== SHORT PROBLEM ==
Every line below should be copied exactly; drop the pictures.

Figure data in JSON

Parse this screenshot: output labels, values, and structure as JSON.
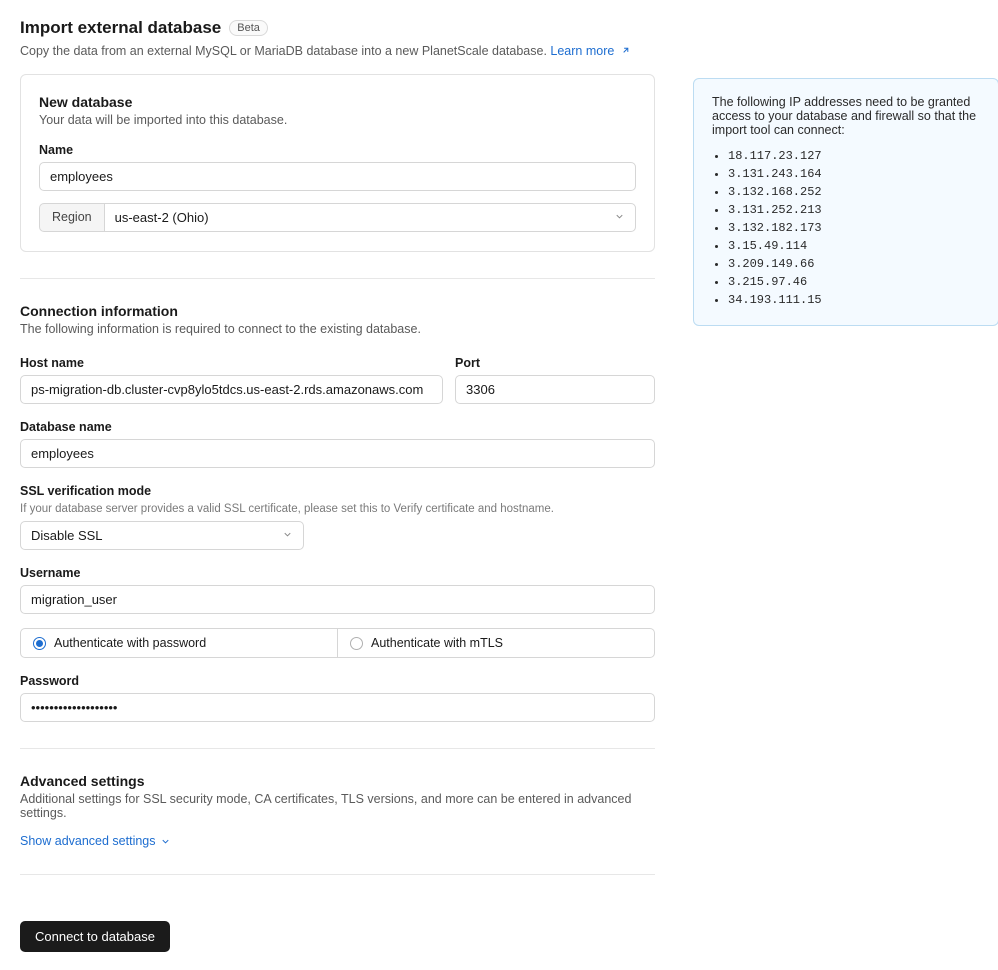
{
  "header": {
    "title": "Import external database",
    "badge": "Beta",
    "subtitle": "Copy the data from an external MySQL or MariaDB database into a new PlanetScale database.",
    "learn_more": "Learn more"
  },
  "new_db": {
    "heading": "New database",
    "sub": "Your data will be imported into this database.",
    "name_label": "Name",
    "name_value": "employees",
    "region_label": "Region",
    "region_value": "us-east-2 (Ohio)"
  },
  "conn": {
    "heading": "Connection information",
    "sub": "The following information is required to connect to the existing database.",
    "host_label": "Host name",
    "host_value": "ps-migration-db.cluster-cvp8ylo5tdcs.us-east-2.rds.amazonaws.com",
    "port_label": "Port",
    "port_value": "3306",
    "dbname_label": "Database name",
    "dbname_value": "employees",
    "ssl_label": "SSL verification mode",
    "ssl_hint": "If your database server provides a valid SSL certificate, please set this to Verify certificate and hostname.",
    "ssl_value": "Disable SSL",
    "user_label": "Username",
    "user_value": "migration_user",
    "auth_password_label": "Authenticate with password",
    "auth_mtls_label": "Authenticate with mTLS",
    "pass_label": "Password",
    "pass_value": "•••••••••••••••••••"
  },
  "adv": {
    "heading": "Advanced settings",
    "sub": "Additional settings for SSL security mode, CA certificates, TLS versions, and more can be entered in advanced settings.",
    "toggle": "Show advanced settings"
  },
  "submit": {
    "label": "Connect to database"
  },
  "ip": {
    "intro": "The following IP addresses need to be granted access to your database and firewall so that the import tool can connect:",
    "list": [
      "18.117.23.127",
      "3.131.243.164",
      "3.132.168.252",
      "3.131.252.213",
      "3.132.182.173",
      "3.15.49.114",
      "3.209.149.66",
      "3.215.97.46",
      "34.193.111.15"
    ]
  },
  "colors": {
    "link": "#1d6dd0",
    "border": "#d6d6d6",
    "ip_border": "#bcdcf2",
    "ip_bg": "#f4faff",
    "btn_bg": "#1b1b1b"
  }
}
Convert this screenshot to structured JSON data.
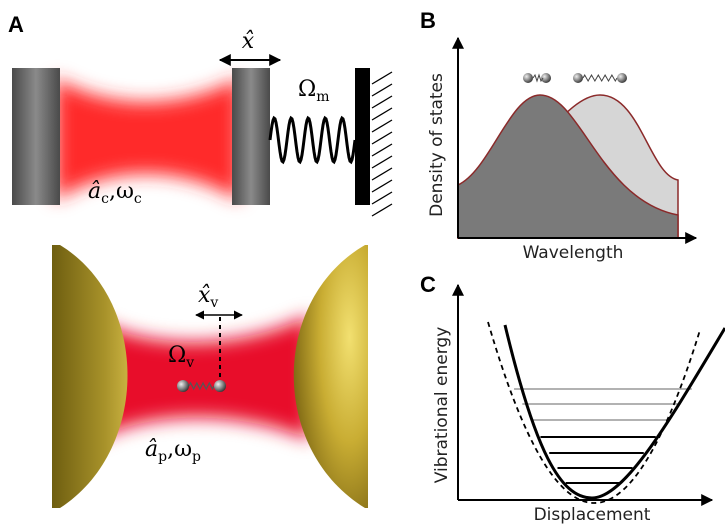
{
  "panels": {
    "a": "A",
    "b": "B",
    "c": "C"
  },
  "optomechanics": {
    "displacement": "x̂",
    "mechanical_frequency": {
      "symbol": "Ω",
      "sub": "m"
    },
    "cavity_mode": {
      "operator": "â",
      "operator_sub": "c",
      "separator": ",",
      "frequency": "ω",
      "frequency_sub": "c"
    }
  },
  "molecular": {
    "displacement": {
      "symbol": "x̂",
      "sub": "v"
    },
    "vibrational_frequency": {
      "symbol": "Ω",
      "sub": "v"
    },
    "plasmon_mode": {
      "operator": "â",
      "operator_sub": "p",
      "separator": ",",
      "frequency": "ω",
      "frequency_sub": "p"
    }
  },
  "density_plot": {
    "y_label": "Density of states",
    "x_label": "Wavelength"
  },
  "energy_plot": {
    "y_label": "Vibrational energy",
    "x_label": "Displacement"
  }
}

== WRITTEN RESPONSE ==
Parse this screenshot: output labels, values, and structure as JSON.
{
  "header": {
    "title": "Import external database",
    "badge": "Beta",
    "subtitle": "Copy the data from an external MySQL or MariaDB database into a new PlanetScale database.",
    "learn_more": "Learn more"
  },
  "new_db": {
    "heading": "New database",
    "sub": "Your data will be imported into this database.",
    "name_label": "Name",
    "name_value": "employees",
    "region_label": "Region",
    "region_value": "us-east-2 (Ohio)"
  },
  "conn": {
    "heading": "Connection information",
    "sub": "The following information is required to connect to the existing database.",
    "host_label": "Host name",
    "host_value": "ps-migration-db.cluster-cvp8ylo5tdcs.us-east-2.rds.amazonaws.com",
    "port_label": "Port",
    "port_value": "3306",
    "dbname_label": "Database name",
    "dbname_value": "employees",
    "ssl_label": "SSL verification mode",
    "ssl_hint": "If your database server provides a valid SSL certificate, please set this to Verify certificate and hostname.",
    "ssl_value": "Disable SSL",
    "user_label": "Username",
    "user_value": "migration_user",
    "auth_password_label": "Authenticate with password",
    "auth_mtls_label": "Authenticate with mTLS",
    "pass_label": "Password",
    "pass_value": "•••••••••••••••••••"
  },
  "adv": {
    "heading": "Advanced settings",
    "sub": "Additional settings for SSL security mode, CA certificates, TLS versions, and more can be entered in advanced settings.",
    "toggle": "Show advanced settings"
  },
  "submit": {
    "label": "Connect to database"
  },
  "ip": {
    "intro": "The following IP addresses need to be granted access to your database and firewall so that the import tool can connect:",
    "list": [
      "18.117.23.127",
      "3.131.243.164",
      "3.132.168.252",
      "3.131.252.213",
      "3.132.182.173",
      "3.15.49.114",
      "3.209.149.66",
      "3.215.97.46",
      "34.193.111.15"
    ]
  },
  "colors": {
    "link": "#1d6dd0",
    "border": "#d6d6d6",
    "ip_border": "#bcdcf2",
    "ip_bg": "#f4faff",
    "btn_bg": "#1b1b1b"
  }
}
Convert this screenshot to structured JSON data.
{
  "panels": {
    "a": "A",
    "b": "B",
    "c": "C"
  },
  "optomechanics": {
    "displacement": "x̂",
    "mechanical_frequency": {
      "symbol": "Ω",
      "sub": "m"
    },
    "cavity_mode": {
      "operator": "â",
      "operator_sub": "c",
      "separator": ",",
      "frequency": "ω",
      "frequency_sub": "c"
    }
  },
  "molecular": {
    "displacement": {
      "symbol": "x̂",
      "sub": "v"
    },
    "vibrational_frequency": {
      "symbol": "Ω",
      "sub": "v"
    },
    "plasmon_mode": {
      "operator": "â",
      "operator_sub": "p",
      "separator": ",",
      "frequency": "ω",
      "frequency_sub": "p"
    }
  },
  "density_plot": {
    "y_label": "Density of states",
    "x_label": "Wavelength"
  },
  "energy_plot": {
    "y_label": "Vibrational energy",
    "x_label": "Displacement"
  }
}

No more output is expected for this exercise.